* AIM OF THE EXERCISE *
Examine each line of the data. Copy those that contain the string "this".

[Stored data]
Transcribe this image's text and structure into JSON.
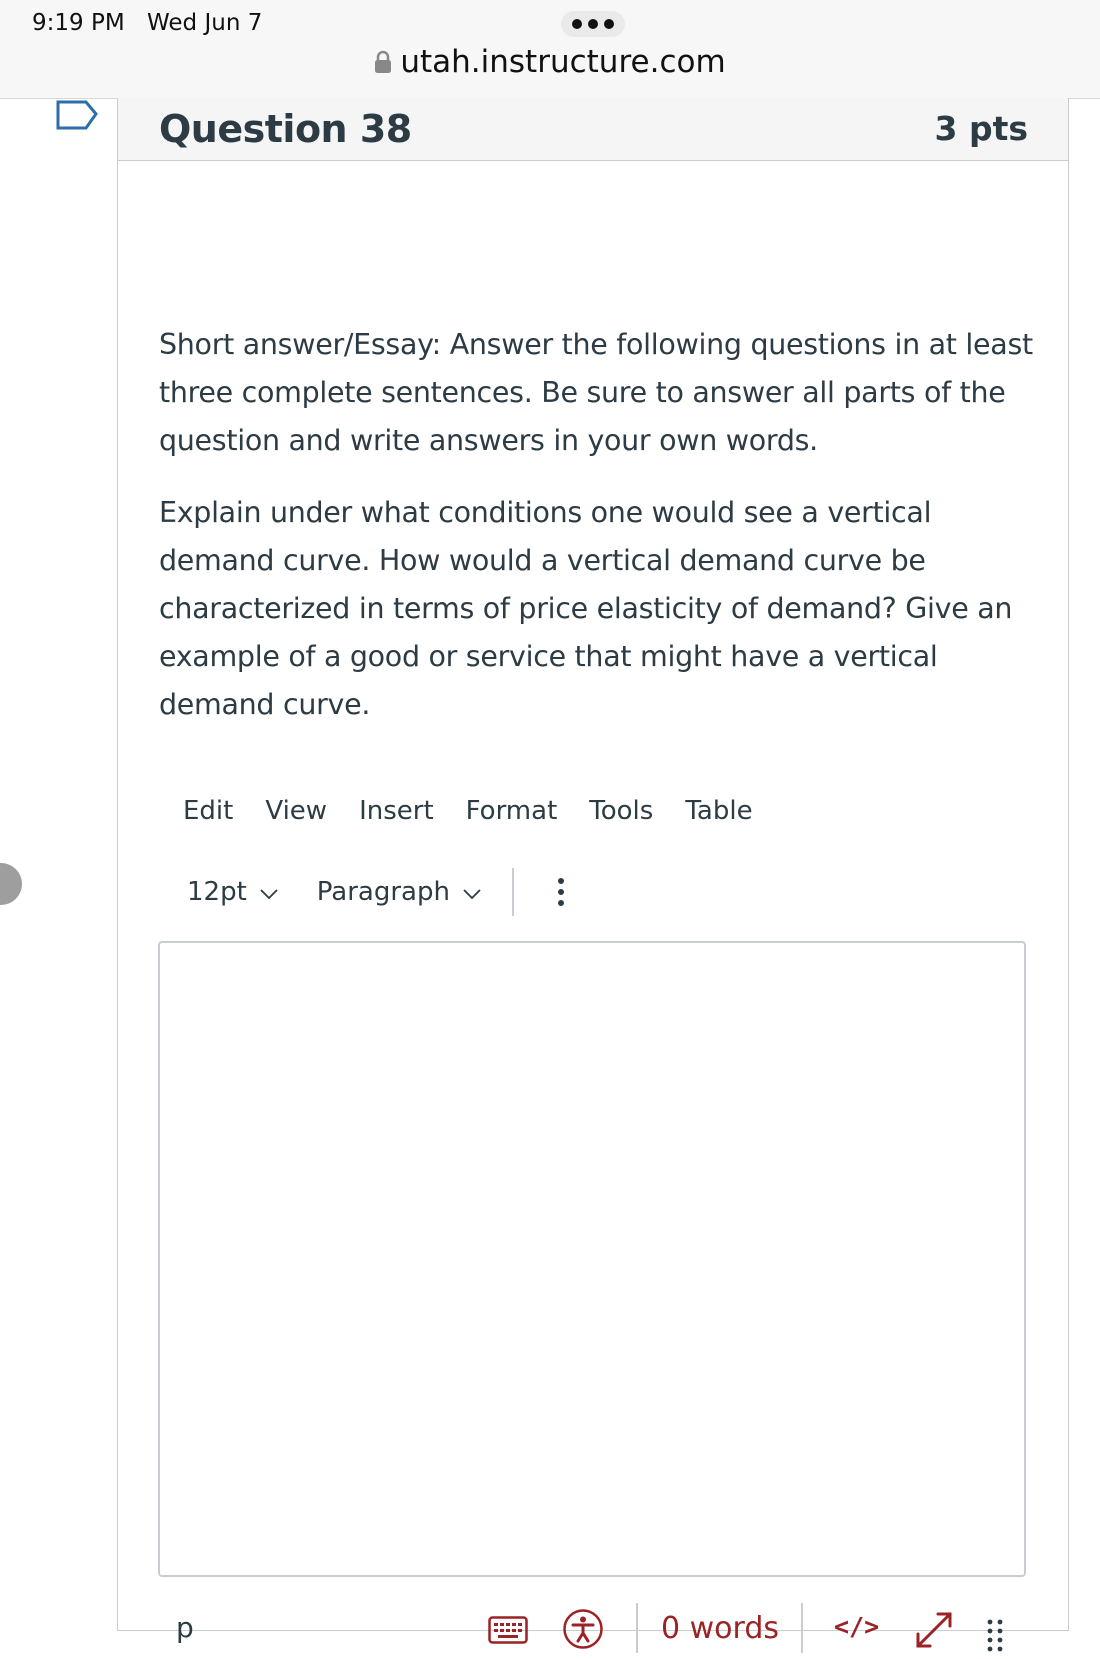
{
  "status_bar": {
    "time": "9:19 PM",
    "date": "Wed Jun 7"
  },
  "browser": {
    "url": "utah.instructure.com"
  },
  "question": {
    "title": "Question 38",
    "points": "3 pts",
    "instructions": "Short answer/Essay: Answer the following questions in at least three complete sentences. Be sure to answer all parts of the question and write answers in your own words.",
    "prompt": "Explain under what conditions one would see a vertical demand curve. How would a vertical demand curve be characterized in terms of price elasticity of demand? Give an example of a good or service that might have a vertical demand curve."
  },
  "editor": {
    "menu": [
      "Edit",
      "View",
      "Insert",
      "Format",
      "Tools",
      "Table"
    ],
    "font_size": "12pt",
    "block_format": "Paragraph",
    "content": "",
    "path": "p",
    "word_count": "0 words",
    "html_toggle": "</>"
  },
  "colors": {
    "text": "#2d3b45",
    "accent_red": "#9b2225",
    "border": "#c7cdd1"
  }
}
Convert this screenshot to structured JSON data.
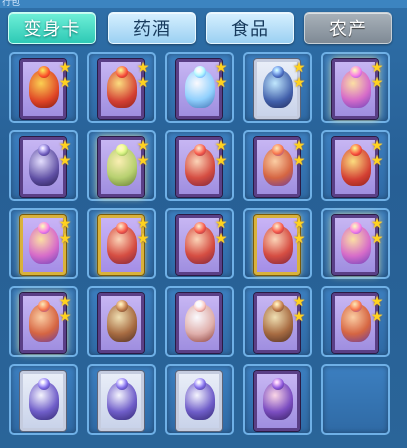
{
  "header": {
    "title_fragment": "行包"
  },
  "tabs": [
    {
      "label": "变身卡",
      "active": true
    },
    {
      "label": "药酒",
      "active": false
    },
    {
      "label": "食品",
      "active": false
    },
    {
      "label": "农产",
      "active": false,
      "disabled_look": true
    }
  ],
  "colors": {
    "active_tab": "#3fd9c3",
    "tab": "#b6def7",
    "disabled_tab": "#8e98a2",
    "star": "#ffd21f"
  },
  "slots": [
    {
      "icon": "fire-demon-card-icon",
      "stars": 2,
      "frame": "purple"
    },
    {
      "icon": "dragon-card-icon",
      "stars": 2,
      "frame": "purple"
    },
    {
      "icon": "unicorn-rider-card-icon",
      "stars": 2,
      "frame": "purple"
    },
    {
      "icon": "ice-beast-card-icon",
      "stars": 2,
      "frame": "silver"
    },
    {
      "icon": "fairy-card-icon",
      "stars": 2,
      "frame": "purple",
      "glow": true
    },
    {
      "icon": "ninja-card-icon",
      "stars": 2,
      "frame": "purple"
    },
    {
      "icon": "monk-card-icon",
      "stars": 2,
      "frame": "purple",
      "glow": true
    },
    {
      "icon": "red-girl-card-icon",
      "stars": 2,
      "frame": "purple"
    },
    {
      "icon": "bird-spirit-card-icon",
      "stars": 2,
      "frame": "purple"
    },
    {
      "icon": "dragon-card-icon",
      "stars": 2,
      "frame": "purple"
    },
    {
      "icon": "fairy-card-icon",
      "stars": 2,
      "frame": "gold"
    },
    {
      "icon": "red-girl-card-icon",
      "stars": 2,
      "frame": "gold"
    },
    {
      "icon": "red-girl-card-icon",
      "stars": 2,
      "frame": "purple"
    },
    {
      "icon": "red-girl-card-icon",
      "stars": 2,
      "frame": "gold"
    },
    {
      "icon": "fairy-card-icon",
      "stars": 2,
      "frame": "purple",
      "glow": true
    },
    {
      "icon": "bird-spirit-card-icon",
      "stars": 2,
      "frame": "purple",
      "glow": true
    },
    {
      "icon": "armored-knight-card-icon",
      "stars": 0,
      "frame": "purple"
    },
    {
      "icon": "white-priestess-card-icon",
      "stars": 0,
      "frame": "purple"
    },
    {
      "icon": "mounted-knight-card-icon",
      "stars": 2,
      "frame": "purple"
    },
    {
      "icon": "bird-spirit-card-icon",
      "stars": 2,
      "frame": "purple"
    },
    {
      "icon": "purple-warrior-card-icon",
      "stars": 0,
      "frame": "silver"
    },
    {
      "icon": "purple-warrior-card-icon",
      "stars": 0,
      "frame": "silver"
    },
    {
      "icon": "purple-warrior-card-icon",
      "stars": 0,
      "frame": "silver"
    },
    {
      "icon": "dancer-card-icon",
      "stars": 0,
      "frame": "purple"
    },
    {
      "icon": "",
      "stars": 0,
      "frame": "empty"
    }
  ]
}
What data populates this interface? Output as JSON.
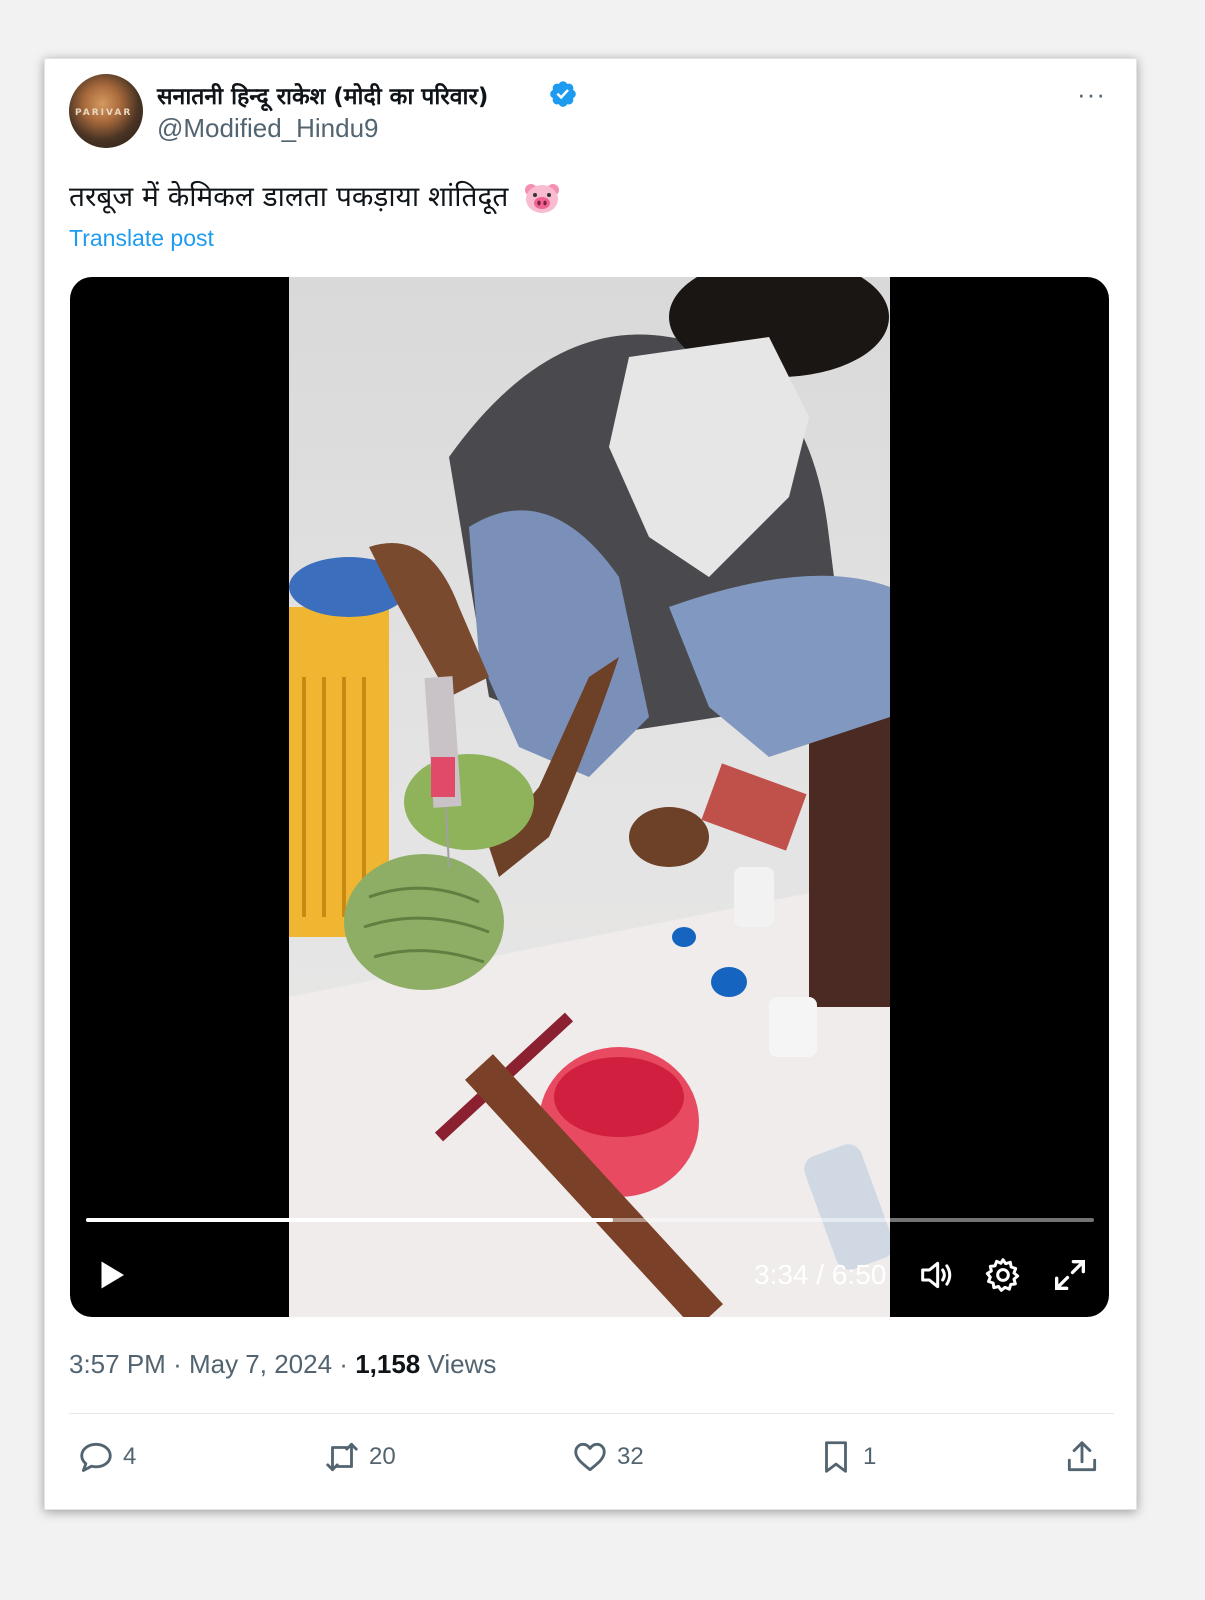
{
  "post": {
    "author_name": "सनातनी हिन्दू राकेश (मोदी का परिवार)",
    "handle": "@Modified_Hindu9",
    "avatar_text": "PARIVAR",
    "more_label": "···",
    "text": "तरबूज में केमिकल डालता पकड़ाया शांतिदूत",
    "emoji_icon": "pig-face-icon",
    "translate_label": "Translate post"
  },
  "video": {
    "progress": 0.523,
    "current_time": "3:34",
    "separator": "/",
    "duration": "6:50",
    "icons": [
      "play-icon",
      "volume-icon",
      "settings-icon",
      "fullscreen-icon"
    ]
  },
  "meta": {
    "time": "3:57 PM",
    "date": "May 7, 2024",
    "views_count": "1,158",
    "views_label": "Views"
  },
  "actions": {
    "replies": "4",
    "reposts": "20",
    "likes": "32",
    "bookmarks": "1"
  },
  "colors": {
    "accent": "#1d9bf0",
    "secondary_text": "#536471"
  }
}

* RESULT *
Transcribe this image's text and structure into JSON.
Convert this screenshot to structured JSON data.
What data populates this interface? Output as JSON.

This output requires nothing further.